PROBLEM DETAILS »
Go through the data below. Pull out every line that has the word "source".

___ DATA SUPPLIED ___

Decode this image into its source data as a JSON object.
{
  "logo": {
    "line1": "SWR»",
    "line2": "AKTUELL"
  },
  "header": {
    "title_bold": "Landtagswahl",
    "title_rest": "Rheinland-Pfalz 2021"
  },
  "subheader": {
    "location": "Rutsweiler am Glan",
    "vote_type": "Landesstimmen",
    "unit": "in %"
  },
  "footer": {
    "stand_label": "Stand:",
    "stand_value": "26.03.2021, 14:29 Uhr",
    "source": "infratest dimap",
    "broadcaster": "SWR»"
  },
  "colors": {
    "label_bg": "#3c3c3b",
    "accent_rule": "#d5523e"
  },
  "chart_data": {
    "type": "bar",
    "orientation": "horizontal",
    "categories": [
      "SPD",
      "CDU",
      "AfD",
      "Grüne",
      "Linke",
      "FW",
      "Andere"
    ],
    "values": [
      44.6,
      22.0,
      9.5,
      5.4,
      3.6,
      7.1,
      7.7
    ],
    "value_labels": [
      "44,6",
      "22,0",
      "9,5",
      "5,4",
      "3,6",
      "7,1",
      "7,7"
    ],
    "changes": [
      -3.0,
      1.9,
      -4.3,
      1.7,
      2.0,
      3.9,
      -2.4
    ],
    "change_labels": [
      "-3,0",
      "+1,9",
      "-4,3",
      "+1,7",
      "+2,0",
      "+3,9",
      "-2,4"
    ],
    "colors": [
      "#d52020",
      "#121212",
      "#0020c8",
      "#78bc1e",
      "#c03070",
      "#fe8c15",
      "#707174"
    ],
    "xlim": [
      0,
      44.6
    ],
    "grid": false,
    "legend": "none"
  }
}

___

FULL ANSWER »
Decode this image into its source data as a JSON object.
    "source": "infratest dimap",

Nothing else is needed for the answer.